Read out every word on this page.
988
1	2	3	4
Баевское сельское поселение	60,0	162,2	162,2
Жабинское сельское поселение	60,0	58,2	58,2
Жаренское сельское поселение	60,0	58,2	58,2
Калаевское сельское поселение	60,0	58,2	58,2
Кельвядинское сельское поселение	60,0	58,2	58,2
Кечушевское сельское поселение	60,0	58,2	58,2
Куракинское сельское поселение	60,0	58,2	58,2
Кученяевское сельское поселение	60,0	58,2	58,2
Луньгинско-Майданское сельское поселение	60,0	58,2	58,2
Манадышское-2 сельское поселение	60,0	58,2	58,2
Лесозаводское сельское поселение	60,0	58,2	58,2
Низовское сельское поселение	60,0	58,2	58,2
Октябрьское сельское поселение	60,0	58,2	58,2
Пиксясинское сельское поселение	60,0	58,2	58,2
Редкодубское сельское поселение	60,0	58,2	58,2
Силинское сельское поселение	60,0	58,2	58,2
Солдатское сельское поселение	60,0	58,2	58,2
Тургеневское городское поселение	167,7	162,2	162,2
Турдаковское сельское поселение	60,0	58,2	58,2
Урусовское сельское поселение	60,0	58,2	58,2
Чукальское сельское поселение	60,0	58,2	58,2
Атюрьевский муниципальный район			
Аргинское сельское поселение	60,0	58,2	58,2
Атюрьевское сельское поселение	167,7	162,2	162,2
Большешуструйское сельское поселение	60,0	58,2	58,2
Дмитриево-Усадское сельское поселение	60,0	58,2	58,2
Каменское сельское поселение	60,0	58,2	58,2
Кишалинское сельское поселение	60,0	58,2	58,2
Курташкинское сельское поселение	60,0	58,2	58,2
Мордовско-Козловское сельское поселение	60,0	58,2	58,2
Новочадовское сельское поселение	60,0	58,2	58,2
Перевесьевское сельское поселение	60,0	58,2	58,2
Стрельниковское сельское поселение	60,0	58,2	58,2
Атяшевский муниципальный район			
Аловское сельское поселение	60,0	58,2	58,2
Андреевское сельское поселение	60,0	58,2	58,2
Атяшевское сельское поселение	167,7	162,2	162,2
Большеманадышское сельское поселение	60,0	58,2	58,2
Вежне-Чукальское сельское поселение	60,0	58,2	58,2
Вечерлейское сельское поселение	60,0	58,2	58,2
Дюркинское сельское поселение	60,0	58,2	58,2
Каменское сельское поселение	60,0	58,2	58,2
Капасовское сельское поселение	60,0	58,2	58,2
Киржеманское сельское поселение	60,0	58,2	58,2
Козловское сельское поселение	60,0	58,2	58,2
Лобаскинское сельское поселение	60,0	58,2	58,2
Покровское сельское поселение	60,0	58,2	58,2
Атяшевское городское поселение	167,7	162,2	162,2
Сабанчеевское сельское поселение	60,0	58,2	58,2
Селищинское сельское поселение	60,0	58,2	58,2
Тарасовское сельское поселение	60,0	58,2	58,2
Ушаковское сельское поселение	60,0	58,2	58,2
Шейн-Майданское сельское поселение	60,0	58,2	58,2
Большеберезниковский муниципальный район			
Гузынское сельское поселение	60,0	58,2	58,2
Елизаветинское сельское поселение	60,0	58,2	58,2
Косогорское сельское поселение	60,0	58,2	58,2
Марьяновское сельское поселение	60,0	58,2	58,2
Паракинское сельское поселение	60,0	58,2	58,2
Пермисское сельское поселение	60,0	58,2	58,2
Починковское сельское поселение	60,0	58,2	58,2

____________________

_GIVEN TASK:_ Give back all the data exactly as written.

_RESPONSE TO THIS EXERCISE:_
Read out every word on this page.
988
1	2	3	4
Баевское сельское поселение	60,0	162,2	162,2
Жабинское сельское поселение	60,0	58,2	58,2
Жаренское сельское поселение	60,0	58,2	58,2
Калаевское сельское поселение	60,0	58,2	58,2
Кельвядинское сельское поселение	60,0	58,2	58,2
Кечушевское сельское поселение	60,0	58,2	58,2
Куракинское сельское поселение	60,0	58,2	58,2
Кученяевское сельское поселение	60,0	58,2	58,2
Луньгинско-Майданское сельское поселение	60,0	58,2	58,2
Манадышское-2 сельское поселение	60,0	58,2	58,2
Лесозаводское сельское поселение	60,0	58,2	58,2
Низовское сельское поселение	60,0	58,2	58,2
Октябрьское сельское поселение	60,0	58,2	58,2
Пиксясинское сельское поселение	60,0	58,2	58,2
Редкодубское сельское поселение	60,0	58,2	58,2
Силинское сельское поселение	60,0	58,2	58,2
Солдатское сельское поселение	60,0	58,2	58,2
Тургеневское городское поселение	167,7	162,2	162,2
Турдаковское сельское поселение	60,0	58,2	58,2
Урусовское сельское поселение	60,0	58,2	58,2
Чукальское сельское поселение	60,0	58,2	58,2
Атюрьевский муниципальный район			
Аргинское сельское поселение	60,0	58,2	58,2
Атюрьевское сельское поселение	167,7	162,2	162,2
Большешуструйское сельское поселение	60,0	58,2	58,2
Дмитриево-Усадское сельское поселение	60,0	58,2	58,2
Каменское сельское поселение	60,0	58,2	58,2
Кишалинское сельское поселение	60,0	58,2	58,2
Курташкинское сельское поселение	60,0	58,2	58,2
Мордовско-Козловское сельское поселение	60,0	58,2	58,2
Новочадовское сельское поселение	60,0	58,2	58,2
Перевесьевское сельское поселение	60,0	58,2	58,2
Стрельниковское сельское поселение	60,0	58,2	58,2
Атяшевский муниципальный район			
Аловское сельское поселение	60,0	58,2	58,2
Андреевское сельское поселение	60,0	58,2	58,2
Атяшевское сельское поселение	167,7	162,2	162,2
Большеманадышское сельское поселение	60,0	58,2	58,2
Вежне-Чукальское сельское поселение	60,0	58,2	58,2
Вечерлейское сельское поселение	60,0	58,2	58,2
Дюркинское сельское поселение	60,0	58,2	58,2
Каменское сельское поселение	60,0	58,2	58,2
Капасовское сельское поселение	60,0	58,2	58,2
Киржеманское сельское поселение	60,0	58,2	58,2
Козловское сельское поселение	60,0	58,2	58,2
Лобаскинское сельское поселение	60,0	58,2	58,2
Покровское сельское поселение	60,0	58,2	58,2
Атяшевское городское поселение	167,7	162,2	162,2
Сабанчеевское сельское поселение	60,0	58,2	58,2
Селищинское сельское поселение	60,0	58,2	58,2
Тарасовское сельское поселение	60,0	58,2	58,2
Ушаковское сельское поселение	60,0	58,2	58,2
Шейн-Майданское сельское поселение	60,0	58,2	58,2
Большеберезниковский муниципальный район			
Гузынское сельское поселение	60,0	58,2	58,2
Елизаветинское сельское поселение	60,0	58,2	58,2
Косогорское сельское поселение	60,0	58,2	58,2
Марьяновское сельское поселение	60,0	58,2	58,2
Паракинское сельское поселение	60,0	58,2	58,2
Пермисское сельское поселение	60,0	58,2	58,2
Починковское сельское поселение	60,0	58,2	58,2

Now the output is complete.